» **INFORMATION SUPPLIED**:

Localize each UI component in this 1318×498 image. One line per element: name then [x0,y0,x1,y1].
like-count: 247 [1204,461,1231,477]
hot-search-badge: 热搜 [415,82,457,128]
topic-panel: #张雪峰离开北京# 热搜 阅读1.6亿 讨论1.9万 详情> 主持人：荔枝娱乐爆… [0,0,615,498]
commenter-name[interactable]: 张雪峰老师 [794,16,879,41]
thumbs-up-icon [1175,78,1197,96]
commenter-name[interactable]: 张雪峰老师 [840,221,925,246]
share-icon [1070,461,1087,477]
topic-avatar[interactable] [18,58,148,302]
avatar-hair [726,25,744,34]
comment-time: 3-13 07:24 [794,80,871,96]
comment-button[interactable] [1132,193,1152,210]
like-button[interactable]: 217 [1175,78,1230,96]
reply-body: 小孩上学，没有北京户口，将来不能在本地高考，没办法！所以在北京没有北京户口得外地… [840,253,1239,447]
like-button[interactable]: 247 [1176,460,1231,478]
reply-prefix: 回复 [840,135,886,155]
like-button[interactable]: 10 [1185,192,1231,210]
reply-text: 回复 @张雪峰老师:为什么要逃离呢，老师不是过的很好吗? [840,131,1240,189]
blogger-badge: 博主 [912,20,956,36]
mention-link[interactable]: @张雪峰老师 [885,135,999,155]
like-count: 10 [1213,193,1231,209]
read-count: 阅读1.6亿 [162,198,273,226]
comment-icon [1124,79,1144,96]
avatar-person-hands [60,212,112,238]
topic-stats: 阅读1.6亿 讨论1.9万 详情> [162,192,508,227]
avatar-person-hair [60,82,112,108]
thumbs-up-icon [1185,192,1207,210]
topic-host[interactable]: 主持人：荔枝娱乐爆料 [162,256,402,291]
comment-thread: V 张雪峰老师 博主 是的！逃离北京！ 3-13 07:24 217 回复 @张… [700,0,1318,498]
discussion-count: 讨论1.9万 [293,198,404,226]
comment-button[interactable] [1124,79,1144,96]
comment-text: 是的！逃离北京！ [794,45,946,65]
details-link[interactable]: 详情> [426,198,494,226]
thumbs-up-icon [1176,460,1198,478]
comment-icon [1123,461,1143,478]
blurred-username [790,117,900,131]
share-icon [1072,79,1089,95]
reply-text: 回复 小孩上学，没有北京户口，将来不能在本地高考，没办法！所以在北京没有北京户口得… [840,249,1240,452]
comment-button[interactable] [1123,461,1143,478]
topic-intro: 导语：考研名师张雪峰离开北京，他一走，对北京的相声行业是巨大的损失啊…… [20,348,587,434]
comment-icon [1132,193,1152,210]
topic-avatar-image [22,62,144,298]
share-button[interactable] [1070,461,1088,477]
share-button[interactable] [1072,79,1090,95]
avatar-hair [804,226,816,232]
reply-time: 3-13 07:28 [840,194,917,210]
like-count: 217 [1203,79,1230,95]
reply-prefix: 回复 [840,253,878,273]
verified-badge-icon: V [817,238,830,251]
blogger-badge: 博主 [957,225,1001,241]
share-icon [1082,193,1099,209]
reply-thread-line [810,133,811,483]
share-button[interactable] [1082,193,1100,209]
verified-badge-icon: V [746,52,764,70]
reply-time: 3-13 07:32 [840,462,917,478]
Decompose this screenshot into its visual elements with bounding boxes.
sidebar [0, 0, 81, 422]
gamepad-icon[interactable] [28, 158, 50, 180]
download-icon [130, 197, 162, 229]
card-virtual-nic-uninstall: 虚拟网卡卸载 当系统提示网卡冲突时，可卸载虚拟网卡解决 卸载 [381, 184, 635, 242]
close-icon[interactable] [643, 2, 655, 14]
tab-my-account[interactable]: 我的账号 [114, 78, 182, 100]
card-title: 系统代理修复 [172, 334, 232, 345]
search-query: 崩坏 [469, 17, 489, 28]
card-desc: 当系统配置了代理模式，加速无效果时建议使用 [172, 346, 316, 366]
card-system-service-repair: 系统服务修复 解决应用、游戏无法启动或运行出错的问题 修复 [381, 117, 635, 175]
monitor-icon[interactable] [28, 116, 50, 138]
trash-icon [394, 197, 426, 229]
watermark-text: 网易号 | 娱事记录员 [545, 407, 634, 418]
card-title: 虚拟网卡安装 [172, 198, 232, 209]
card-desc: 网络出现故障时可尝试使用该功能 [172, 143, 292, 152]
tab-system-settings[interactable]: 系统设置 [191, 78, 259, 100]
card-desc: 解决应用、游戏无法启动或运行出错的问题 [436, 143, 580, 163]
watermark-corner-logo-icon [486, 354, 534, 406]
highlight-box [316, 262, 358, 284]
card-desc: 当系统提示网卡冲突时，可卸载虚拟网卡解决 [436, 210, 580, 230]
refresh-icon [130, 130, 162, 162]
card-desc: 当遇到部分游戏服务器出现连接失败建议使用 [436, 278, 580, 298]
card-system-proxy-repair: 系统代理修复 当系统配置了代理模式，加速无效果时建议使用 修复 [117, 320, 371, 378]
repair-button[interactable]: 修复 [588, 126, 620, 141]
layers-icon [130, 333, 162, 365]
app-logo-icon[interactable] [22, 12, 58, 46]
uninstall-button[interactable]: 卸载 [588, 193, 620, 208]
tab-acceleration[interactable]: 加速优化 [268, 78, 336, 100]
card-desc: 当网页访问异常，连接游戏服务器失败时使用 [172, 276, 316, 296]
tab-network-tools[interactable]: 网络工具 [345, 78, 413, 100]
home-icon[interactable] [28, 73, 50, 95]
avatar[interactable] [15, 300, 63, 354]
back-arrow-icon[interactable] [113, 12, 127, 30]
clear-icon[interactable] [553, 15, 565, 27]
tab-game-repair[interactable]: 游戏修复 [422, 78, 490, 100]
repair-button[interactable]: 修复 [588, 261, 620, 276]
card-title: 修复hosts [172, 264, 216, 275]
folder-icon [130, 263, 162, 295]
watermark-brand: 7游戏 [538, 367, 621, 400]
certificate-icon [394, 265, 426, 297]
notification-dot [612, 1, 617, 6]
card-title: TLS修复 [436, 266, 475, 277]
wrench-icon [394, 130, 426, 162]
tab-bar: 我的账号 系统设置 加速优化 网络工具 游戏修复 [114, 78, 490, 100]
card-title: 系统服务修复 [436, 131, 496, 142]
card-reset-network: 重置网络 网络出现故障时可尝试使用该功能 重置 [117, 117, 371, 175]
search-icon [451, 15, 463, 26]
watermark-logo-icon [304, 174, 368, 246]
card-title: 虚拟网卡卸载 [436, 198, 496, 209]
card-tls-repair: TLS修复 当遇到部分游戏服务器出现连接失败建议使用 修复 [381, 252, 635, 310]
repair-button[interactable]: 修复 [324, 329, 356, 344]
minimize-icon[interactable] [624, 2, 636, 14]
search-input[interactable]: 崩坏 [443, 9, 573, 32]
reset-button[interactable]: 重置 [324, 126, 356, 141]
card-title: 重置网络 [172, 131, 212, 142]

» **THE EXERCISE**:
Copy out the entire listing above, line for line, with no changes.

» **FULL OUTPUT**:
Localize each UI component in this 1318×498 image. One line per element: name then [x0,y0,x1,y1].
like-count: 247 [1204,461,1231,477]
hot-search-badge: 热搜 [415,82,457,128]
topic-panel: #张雪峰离开北京# 热搜 阅读1.6亿 讨论1.9万 详情> 主持人：荔枝娱乐爆… [0,0,615,498]
commenter-name[interactable]: 张雪峰老师 [794,16,879,41]
thumbs-up-icon [1175,78,1197,96]
commenter-name[interactable]: 张雪峰老师 [840,221,925,246]
share-icon [1070,461,1087,477]
topic-avatar[interactable] [18,58,148,302]
avatar-hair [726,25,744,34]
comment-time: 3-13 07:24 [794,80,871,96]
comment-button[interactable] [1132,193,1152,210]
like-button[interactable]: 217 [1175,78,1230,96]
reply-body: 小孩上学，没有北京户口，将来不能在本地高考，没办法！所以在北京没有北京户口得外地… [840,253,1239,447]
like-button[interactable]: 247 [1176,460,1231,478]
reply-prefix: 回复 [840,135,886,155]
like-button[interactable]: 10 [1185,192,1231,210]
reply-text: 回复 @张雪峰老师:为什么要逃离呢，老师不是过的很好吗? [840,131,1240,189]
blogger-badge: 博主 [912,20,956,36]
mention-link[interactable]: @张雪峰老师 [885,135,999,155]
like-count: 10 [1213,193,1231,209]
read-count: 阅读1.6亿 [162,198,273,226]
comment-icon [1124,79,1144,96]
avatar-person-hands [60,212,112,238]
topic-stats: 阅读1.6亿 讨论1.9万 详情> [162,192,508,227]
avatar-person-hair [60,82,112,108]
thumbs-up-icon [1185,192,1207,210]
topic-host[interactable]: 主持人：荔枝娱乐爆料 [162,256,402,291]
comment-thread: V 张雪峰老师 博主 是的！逃离北京！ 3-13 07:24 217 回复 @张… [700,0,1318,498]
discussion-count: 讨论1.9万 [293,198,404,226]
comment-button[interactable] [1124,79,1144,96]
comment-text: 是的！逃离北京！ [794,45,946,65]
details-link[interactable]: 详情> [426,198,494,226]
thumbs-up-icon [1176,460,1198,478]
comment-icon [1123,461,1143,478]
blurred-username [790,117,900,131]
share-icon [1072,79,1089,95]
reply-text: 回复 小孩上学，没有北京户口，将来不能在本地高考，没办法！所以在北京没有北京户口得… [840,249,1240,452]
comment-button[interactable] [1123,461,1143,478]
topic-intro: 导语：考研名师张雪峰离开北京，他一走，对北京的相声行业是巨大的损失啊…… [20,348,587,434]
comment-icon [1132,193,1152,210]
topic-avatar-image [22,62,144,298]
share-button[interactable] [1070,461,1088,477]
share-button[interactable] [1072,79,1090,95]
avatar-hair [804,226,816,232]
reply-time: 3-13 07:28 [840,194,917,210]
like-count: 217 [1203,79,1230,95]
reply-prefix: 回复 [840,253,878,273]
verified-badge-icon: V [817,238,830,251]
blogger-badge: 博主 [957,225,1001,241]
share-icon [1082,193,1099,209]
reply-thread-line [810,133,811,483]
share-button[interactable] [1082,193,1100,209]
verified-badge-icon: V [746,52,764,70]
reply-time: 3-13 07:32 [840,462,917,478]
Decompose this screenshot into its visual elements with bounding boxes.
sidebar [0, 0, 81, 422]
gamepad-icon[interactable] [28, 158, 50, 180]
download-icon [130, 197, 162, 229]
card-virtual-nic-uninstall: 虚拟网卡卸载 当系统提示网卡冲突时，可卸载虚拟网卡解决 卸载 [381, 184, 635, 242]
close-icon[interactable] [643, 2, 655, 14]
tab-my-account[interactable]: 我的账号 [114, 78, 182, 100]
card-title: 系统代理修复 [172, 334, 232, 345]
search-query: 崩坏 [469, 17, 489, 28]
card-desc: 当系统配置了代理模式，加速无效果时建议使用 [172, 346, 316, 366]
card-system-service-repair: 系统服务修复 解决应用、游戏无法启动或运行出错的问题 修复 [381, 117, 635, 175]
monitor-icon[interactable] [28, 116, 50, 138]
trash-icon [394, 197, 426, 229]
watermark-text: 网易号 | 娱事记录员 [545, 407, 634, 418]
card-title: 虚拟网卡安装 [172, 198, 232, 209]
card-desc: 网络出现故障时可尝试使用该功能 [172, 143, 292, 152]
tab-system-settings[interactable]: 系统设置 [191, 78, 259, 100]
card-desc: 解决应用、游戏无法启动或运行出错的问题 [436, 143, 580, 163]
watermark-corner-logo-icon [486, 354, 534, 406]
highlight-box [316, 262, 358, 284]
card-desc: 当系统提示网卡冲突时，可卸载虚拟网卡解决 [436, 210, 580, 230]
refresh-icon [130, 130, 162, 162]
card-desc: 当遇到部分游戏服务器出现连接失败建议使用 [436, 278, 580, 298]
card-system-proxy-repair: 系统代理修复 当系统配置了代理模式，加速无效果时建议使用 修复 [117, 320, 371, 378]
repair-button[interactable]: 修复 [588, 126, 620, 141]
layers-icon [130, 333, 162, 365]
app-logo-icon[interactable] [22, 12, 58, 46]
uninstall-button[interactable]: 卸载 [588, 193, 620, 208]
tab-acceleration[interactable]: 加速优化 [268, 78, 336, 100]
card-desc: 当网页访问异常，连接游戏服务器失败时使用 [172, 276, 316, 296]
tab-network-tools[interactable]: 网络工具 [345, 78, 413, 100]
home-icon[interactable] [28, 73, 50, 95]
avatar[interactable] [15, 300, 63, 354]
back-arrow-icon[interactable] [113, 12, 127, 30]
clear-icon[interactable] [553, 15, 565, 27]
tab-game-repair[interactable]: 游戏修复 [422, 78, 490, 100]
repair-button[interactable]: 修复 [588, 261, 620, 276]
card-title: 修复hosts [172, 264, 216, 275]
folder-icon [130, 263, 162, 295]
watermark-brand: 7游戏 [538, 367, 621, 400]
certificate-icon [394, 265, 426, 297]
notification-dot [612, 1, 617, 6]
card-title: TLS修复 [436, 266, 475, 277]
wrench-icon [394, 130, 426, 162]
tab-bar: 我的账号 系统设置 加速优化 网络工具 游戏修复 [114, 78, 490, 100]
card-title: 系统服务修复 [436, 131, 496, 142]
card-reset-network: 重置网络 网络出现故障时可尝试使用该功能 重置 [117, 117, 371, 175]
search-icon [451, 15, 463, 26]
watermark-logo-icon [304, 174, 368, 246]
card-title: 虚拟网卡卸载 [436, 198, 496, 209]
card-tls-repair: TLS修复 当遇到部分游戏服务器出现连接失败建议使用 修复 [381, 252, 635, 310]
repair-button[interactable]: 修复 [324, 329, 356, 344]
minimize-icon[interactable] [624, 2, 636, 14]
search-input[interactable]: 崩坏 [443, 9, 573, 32]
reset-button[interactable]: 重置 [324, 126, 356, 141]
card-title: 重置网络 [172, 131, 212, 142]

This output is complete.